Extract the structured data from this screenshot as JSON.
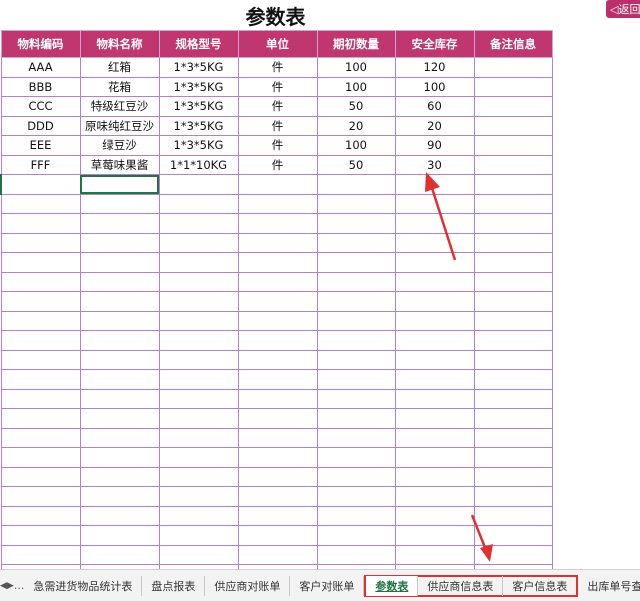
{
  "title": "参数表",
  "back_button": "◁返回",
  "headers": [
    "物料编码",
    "物料名称",
    "规格型号",
    "单位",
    "期初数量",
    "安全库存",
    "备注信息"
  ],
  "rows": [
    [
      "AAA",
      "红箱",
      "1*3*5KG",
      "件",
      "100",
      "120",
      ""
    ],
    [
      "BBB",
      "花箱",
      "1*3*5KG",
      "件",
      "100",
      "100",
      ""
    ],
    [
      "CCC",
      "特级红豆沙",
      "1*3*5KG",
      "件",
      "50",
      "60",
      ""
    ],
    [
      "DDD",
      "原味纯红豆沙",
      "1*3*5KG",
      "件",
      "20",
      "20",
      ""
    ],
    [
      "EEE",
      "绿豆沙",
      "1*3*5KG",
      "件",
      "100",
      "90",
      ""
    ],
    [
      "FFF",
      "草莓味果酱",
      "1*1*10KG",
      "件",
      "50",
      "30",
      ""
    ]
  ],
  "sheet_tabs": {
    "nav_prev": "◀",
    "nav_next": "▶",
    "nav_more": "...",
    "before": [
      "急需进货物品统计表",
      "盘点报表",
      "供应商对账单",
      "客户对账单"
    ],
    "highlighted": [
      "参数表",
      "供应商信息表",
      "客户信息表"
    ],
    "after": [
      "出库单号查询"
    ],
    "active": "参数表"
  },
  "colors": {
    "header_bg": "#c0376f",
    "grid_line": "#b57fd1",
    "selection": "#217346",
    "annotation_red": "#e03030"
  }
}
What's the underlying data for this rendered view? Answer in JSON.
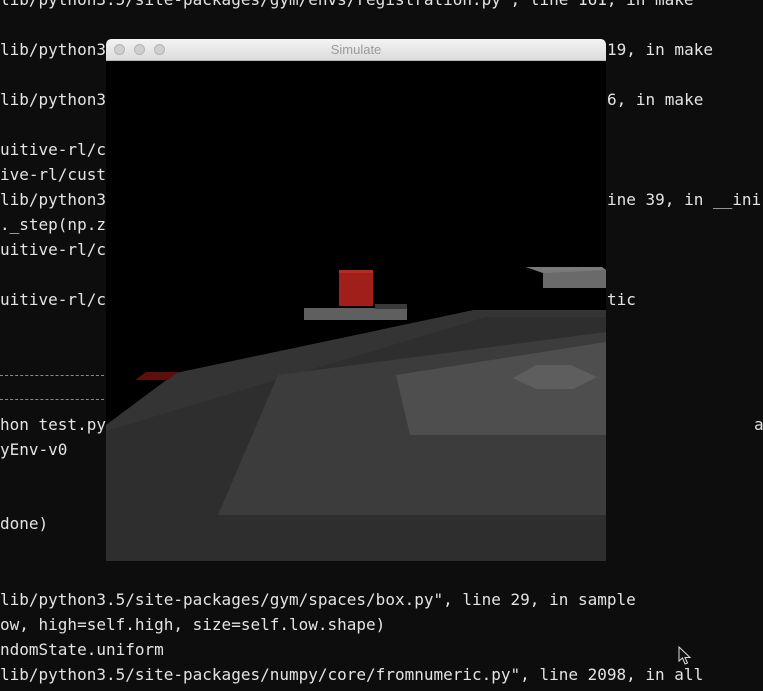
{
  "terminal": {
    "lines": [
      "lib/python3.5/site-packages/gym/envs/registration.py\", line 161, in make",
      "lib/python3",
      "lib/python3",
      "uitive-rl/c",
      "ive-rl/cust",
      "lib/python3",
      "._step(np.z",
      "uitive-rl/c",
      "uitive-rl/c",
      "hon test.py",
      "yEnv-v0",
      "done)",
      "lib/python3.5/site-packages/gym/spaces/box.py\", line 29, in sample",
      "ow, high=self.high, size=self.low.shape)",
      "ndomState.uniform",
      "lib/python3.5/site-packages/numpy/core/fromnumeric.py\", line 2098, in all"
    ],
    "right_fragments": [
      "19, in make",
      "6, in make",
      "ine 39, in __ini",
      "tic",
      "a"
    ]
  },
  "simulate_window": {
    "title": "Simulate"
  }
}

▸ **PROBLEM TO SOLVE**
The records above are to be reproduced exactly; the pictures are to be left out.

▸ **FINAL RESULT**
Extract the structured data from this screenshot as JSON.
{
  "title": "参数表",
  "back_button": "◁返回",
  "headers": [
    "物料编码",
    "物料名称",
    "规格型号",
    "单位",
    "期初数量",
    "安全库存",
    "备注信息"
  ],
  "rows": [
    [
      "AAA",
      "红箱",
      "1*3*5KG",
      "件",
      "100",
      "120",
      ""
    ],
    [
      "BBB",
      "花箱",
      "1*3*5KG",
      "件",
      "100",
      "100",
      ""
    ],
    [
      "CCC",
      "特级红豆沙",
      "1*3*5KG",
      "件",
      "50",
      "60",
      ""
    ],
    [
      "DDD",
      "原味纯红豆沙",
      "1*3*5KG",
      "件",
      "20",
      "20",
      ""
    ],
    [
      "EEE",
      "绿豆沙",
      "1*3*5KG",
      "件",
      "100",
      "90",
      ""
    ],
    [
      "FFF",
      "草莓味果酱",
      "1*1*10KG",
      "件",
      "50",
      "30",
      ""
    ]
  ],
  "sheet_tabs": {
    "nav_prev": "◀",
    "nav_next": "▶",
    "nav_more": "...",
    "before": [
      "急需进货物品统计表",
      "盘点报表",
      "供应商对账单",
      "客户对账单"
    ],
    "highlighted": [
      "参数表",
      "供应商信息表",
      "客户信息表"
    ],
    "after": [
      "出库单号查询"
    ],
    "active": "参数表"
  },
  "colors": {
    "header_bg": "#c0376f",
    "grid_line": "#b57fd1",
    "selection": "#217346",
    "annotation_red": "#e03030"
  }
}
What's the underlying data for this rendered view? Answer in JSON.
{
  "terminal": {
    "lines": [
      "lib/python3.5/site-packages/gym/envs/registration.py\", line 161, in make",
      "lib/python3",
      "lib/python3",
      "uitive-rl/c",
      "ive-rl/cust",
      "lib/python3",
      "._step(np.z",
      "uitive-rl/c",
      "uitive-rl/c",
      "hon test.py",
      "yEnv-v0",
      "done)",
      "lib/python3.5/site-packages/gym/spaces/box.py\", line 29, in sample",
      "ow, high=self.high, size=self.low.shape)",
      "ndomState.uniform",
      "lib/python3.5/site-packages/numpy/core/fromnumeric.py\", line 2098, in all"
    ],
    "right_fragments": [
      "19, in make",
      "6, in make",
      "ine 39, in __ini",
      "tic",
      "a"
    ]
  },
  "simulate_window": {
    "title": "Simulate"
  }
}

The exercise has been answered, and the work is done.